# Request
Count every line in the following entries where the word "color" appears. Give the count alone.

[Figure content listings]

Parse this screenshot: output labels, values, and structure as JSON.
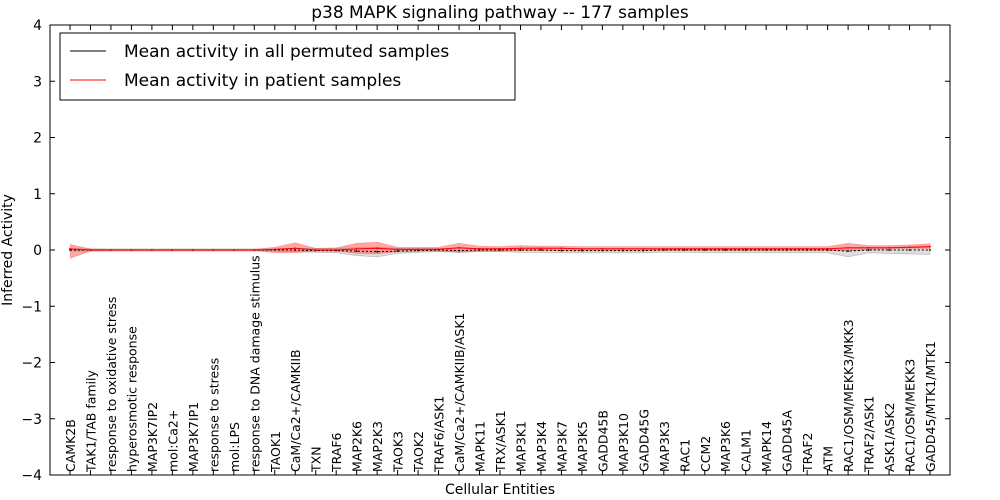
{
  "chart_data": {
    "type": "line",
    "title": "p38 MAPK signaling pathway -- 177 samples",
    "xlabel": "Cellular Entities",
    "ylabel": "Inferred Activity",
    "ylim": [
      -4,
      4
    ],
    "yticks": [
      -4,
      -3,
      -2,
      -1,
      0,
      1,
      2,
      3,
      4
    ],
    "legend_position": "top-left",
    "categories": [
      "CAMK2B",
      "TAK1/TAB family",
      "response to oxidative stress",
      "hyperosmotic response",
      "MAP3K7IP2",
      "mol:Ca2+",
      "MAP3K7IP1",
      "response to stress",
      "mol:LPS",
      "response to DNA damage stimulus",
      "TAOK1",
      "CaM/Ca2+/CAMKIIB",
      "TXN",
      "TRAF6",
      "MAP2K6",
      "MAP2K3",
      "TAOK3",
      "TAOK2",
      "TRAF6/ASK1",
      "CaM/Ca2+/CAMKIIB/ASK1",
      "MAPK11",
      "TRX/ASK1",
      "MAP3K1",
      "MAP3K4",
      "MAP3K7",
      "MAP3K5",
      "GADD45B",
      "MAP3K10",
      "GADD45G",
      "MAP3K3",
      "RAC1",
      "CCM2",
      "MAP3K6",
      "CALM1",
      "MAPK14",
      "GADD45A",
      "TRAF2",
      "ATM",
      "RAC1/OSM/MEKK3/MKK3",
      "TRAF2/ASK1",
      "ASK1/ASK2",
      "RAC1/OSM/MEKK3",
      "GADD45/MTK1/MTK1"
    ],
    "series": [
      {
        "name": "Mean activity in all permuted samples",
        "color": "#000000",
        "values": [
          0.0,
          0.0,
          0.0,
          0.0,
          0.0,
          0.0,
          0.0,
          0.0,
          0.0,
          0.0,
          0.0,
          0.0,
          -0.01,
          -0.01,
          -0.02,
          -0.03,
          -0.02,
          -0.01,
          0.0,
          -0.01,
          0.0,
          0.0,
          0.0,
          0.0,
          -0.01,
          -0.01,
          -0.01,
          -0.01,
          -0.01,
          0.0,
          0.0,
          0.0,
          0.0,
          0.0,
          0.0,
          0.0,
          0.0,
          0.0,
          -0.02,
          0.0,
          0.0,
          0.0,
          0.0
        ],
        "lower": [
          -0.02,
          -0.02,
          -0.02,
          -0.02,
          -0.02,
          -0.02,
          -0.02,
          -0.02,
          -0.02,
          -0.02,
          -0.02,
          -0.03,
          -0.04,
          -0.05,
          -0.1,
          -0.12,
          -0.06,
          -0.04,
          -0.03,
          -0.04,
          -0.03,
          -0.03,
          -0.04,
          -0.04,
          -0.05,
          -0.05,
          -0.05,
          -0.05,
          -0.05,
          -0.04,
          -0.04,
          -0.05,
          -0.05,
          -0.05,
          -0.05,
          -0.05,
          -0.05,
          -0.05,
          -0.12,
          -0.05,
          -0.06,
          -0.07,
          -0.08
        ],
        "upper": [
          0.02,
          0.02,
          0.02,
          0.02,
          0.02,
          0.02,
          0.02,
          0.02,
          0.02,
          0.02,
          0.02,
          0.03,
          0.03,
          0.03,
          0.04,
          0.05,
          0.03,
          0.03,
          0.03,
          0.03,
          0.03,
          0.03,
          0.03,
          0.03,
          0.03,
          0.03,
          0.03,
          0.03,
          0.03,
          0.03,
          0.03,
          0.03,
          0.03,
          0.03,
          0.03,
          0.03,
          0.03,
          0.03,
          0.03,
          0.03,
          0.04,
          0.04,
          0.04
        ]
      },
      {
        "name": "Mean activity in patient samples",
        "color": "#ff0000",
        "values": [
          0.02,
          0.0,
          0.0,
          0.0,
          0.0,
          0.0,
          0.0,
          0.0,
          0.0,
          0.0,
          0.01,
          0.03,
          0.0,
          0.0,
          0.02,
          0.03,
          0.01,
          0.01,
          0.01,
          0.04,
          0.02,
          0.02,
          0.03,
          0.03,
          0.03,
          0.02,
          0.02,
          0.02,
          0.02,
          0.02,
          0.02,
          0.02,
          0.02,
          0.02,
          0.02,
          0.02,
          0.02,
          0.02,
          0.04,
          0.04,
          0.04,
          0.05,
          0.06
        ],
        "lower": [
          -0.15,
          -0.02,
          -0.01,
          -0.01,
          -0.01,
          -0.01,
          -0.01,
          -0.01,
          -0.01,
          -0.01,
          -0.05,
          -0.05,
          -0.02,
          -0.02,
          -0.06,
          -0.07,
          -0.03,
          -0.02,
          -0.02,
          -0.04,
          -0.02,
          -0.02,
          -0.01,
          -0.01,
          -0.01,
          -0.01,
          -0.01,
          -0.01,
          -0.01,
          -0.01,
          -0.01,
          -0.01,
          -0.01,
          -0.01,
          -0.01,
          -0.01,
          -0.01,
          -0.01,
          -0.02,
          0.01,
          0.02,
          0.03,
          0.03
        ],
        "upper": [
          0.1,
          0.02,
          0.01,
          0.01,
          0.01,
          0.01,
          0.01,
          0.01,
          0.01,
          0.01,
          0.05,
          0.13,
          0.03,
          0.04,
          0.12,
          0.14,
          0.05,
          0.05,
          0.05,
          0.12,
          0.07,
          0.06,
          0.08,
          0.07,
          0.07,
          0.06,
          0.06,
          0.06,
          0.06,
          0.06,
          0.06,
          0.06,
          0.06,
          0.06,
          0.06,
          0.06,
          0.06,
          0.06,
          0.12,
          0.08,
          0.08,
          0.09,
          0.11
        ]
      }
    ]
  }
}
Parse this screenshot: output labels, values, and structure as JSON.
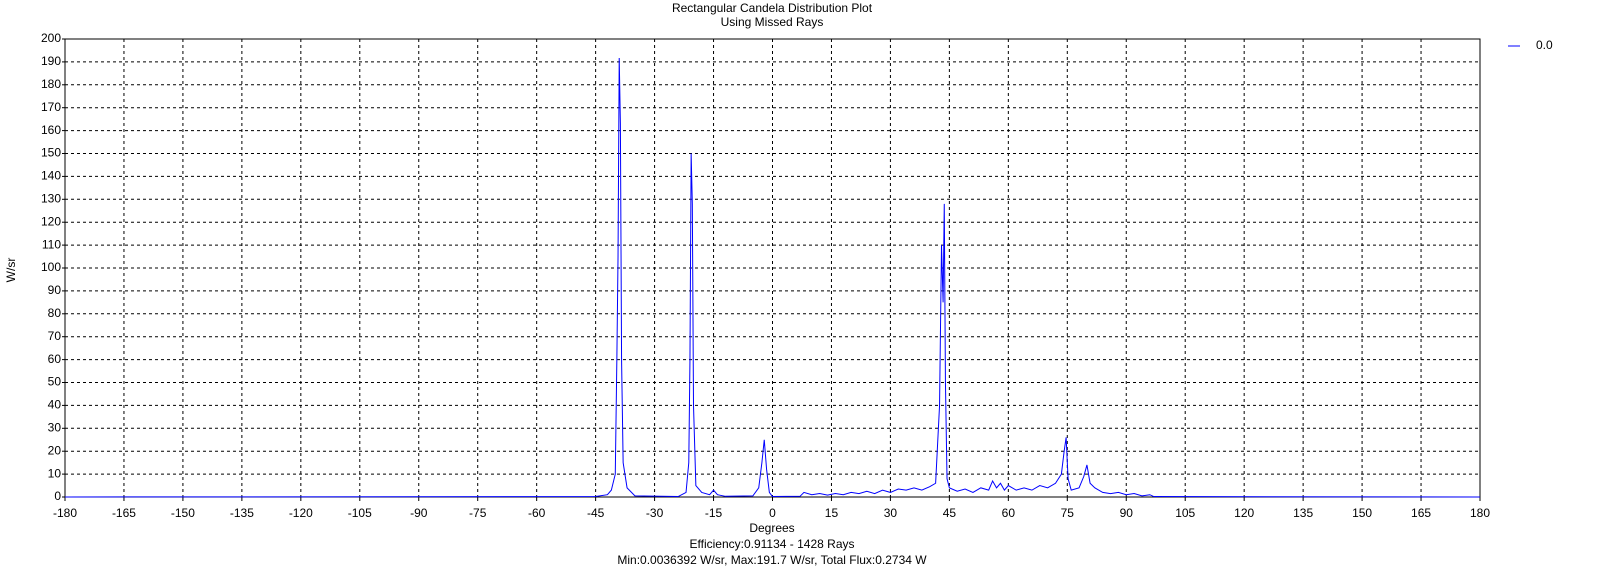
{
  "chart_data": {
    "type": "line",
    "title": "Rectangular Candela Distribution Plot",
    "subtitle": "Using Missed Rays",
    "x_label": "Degrees",
    "y_label": "W/sr",
    "annotations": [
      "Efficiency:0.91134 - 1428 Rays",
      "Min:0.0036392 W/sr, Max:191.7 W/sr, Total Flux:0.2734 W"
    ],
    "xlim": [
      -180,
      180
    ],
    "xticks": [
      -180,
      -165,
      -150,
      -135,
      -120,
      -105,
      -90,
      -75,
      -60,
      -45,
      -30,
      -15,
      0,
      15,
      30,
      45,
      60,
      75,
      90,
      105,
      120,
      135,
      150,
      165,
      180
    ],
    "ylim": [
      0,
      200
    ],
    "yticks": [
      0,
      10,
      20,
      30,
      40,
      50,
      60,
      70,
      80,
      90,
      100,
      110,
      120,
      130,
      140,
      150,
      160,
      170,
      180,
      190,
      200
    ],
    "grid": true,
    "legend": "top-right",
    "x": [
      -180,
      -45,
      -42,
      -41,
      -40,
      -39.6,
      -39.3,
      -39,
      -38.7,
      -38.4,
      -38,
      -37,
      -35,
      -24,
      -22,
      -21.3,
      -21,
      -20.7,
      -20.4,
      -20.1,
      -19.5,
      -18,
      -16,
      -15,
      -14,
      -12,
      -5,
      -3.5,
      -2.7,
      -2.1,
      -1.5,
      -0.8,
      0,
      7,
      8,
      10,
      12,
      14,
      16,
      18,
      20,
      22,
      24,
      26,
      28,
      30,
      32,
      34,
      36,
      38,
      40,
      41.5,
      42.5,
      43,
      43.4,
      43.7,
      44,
      44.4,
      45,
      47,
      49,
      51,
      53,
      55,
      56,
      57,
      58,
      59,
      60,
      62,
      64,
      66,
      68,
      70,
      72,
      73.5,
      74.2,
      74.7,
      75.2,
      76,
      78,
      79.2,
      80,
      80.8,
      82,
      84,
      86,
      88,
      90,
      92,
      94,
      96,
      97,
      180
    ],
    "series": [
      {
        "name": "0.0",
        "color": "#0000ff",
        "values": [
          0.0036,
          0.2,
          1,
          3,
          10,
          60,
          105,
          191.7,
          163,
          60,
          15,
          4,
          0.5,
          0.2,
          2,
          15,
          60,
          150,
          128,
          40,
          5,
          2,
          1,
          3,
          1,
          0.3,
          0.5,
          4,
          15,
          25,
          12,
          2,
          0.2,
          0.3,
          2,
          1,
          1.5,
          0.8,
          1.5,
          1,
          2,
          1.5,
          2.5,
          1.5,
          3,
          2,
          3.5,
          3,
          4,
          3,
          4.5,
          6,
          40,
          110,
          85,
          128,
          50,
          8,
          4,
          2.5,
          3.5,
          2,
          4,
          3,
          7,
          4,
          6,
          3,
          5,
          3,
          4,
          3,
          5,
          4,
          6,
          10,
          20,
          26,
          8,
          3,
          4,
          9,
          14,
          6,
          4,
          2,
          1.5,
          2,
          1,
          1.5,
          0.5,
          1,
          0.2,
          0.0036
        ]
      }
    ]
  }
}
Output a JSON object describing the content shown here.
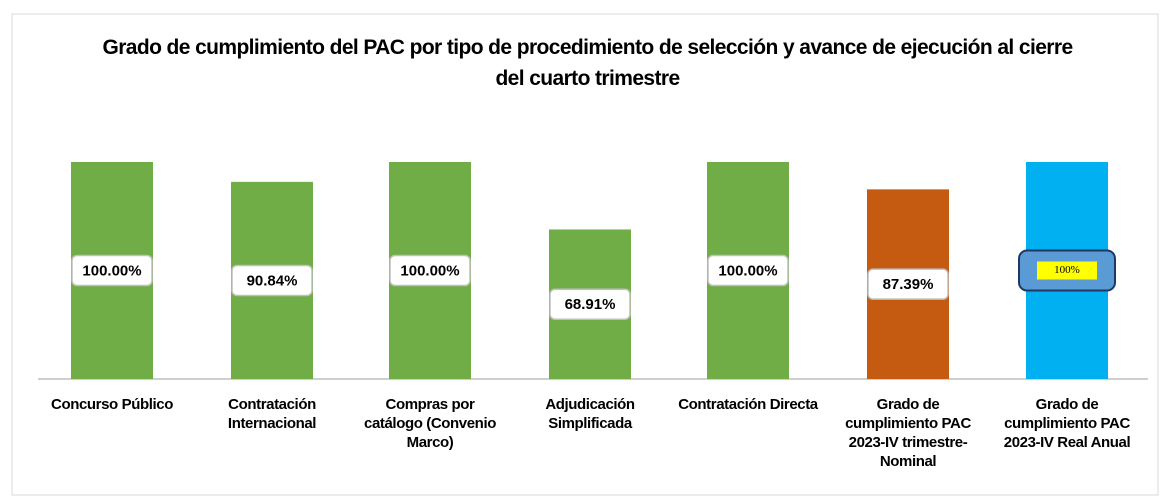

# Solution for this exercise
3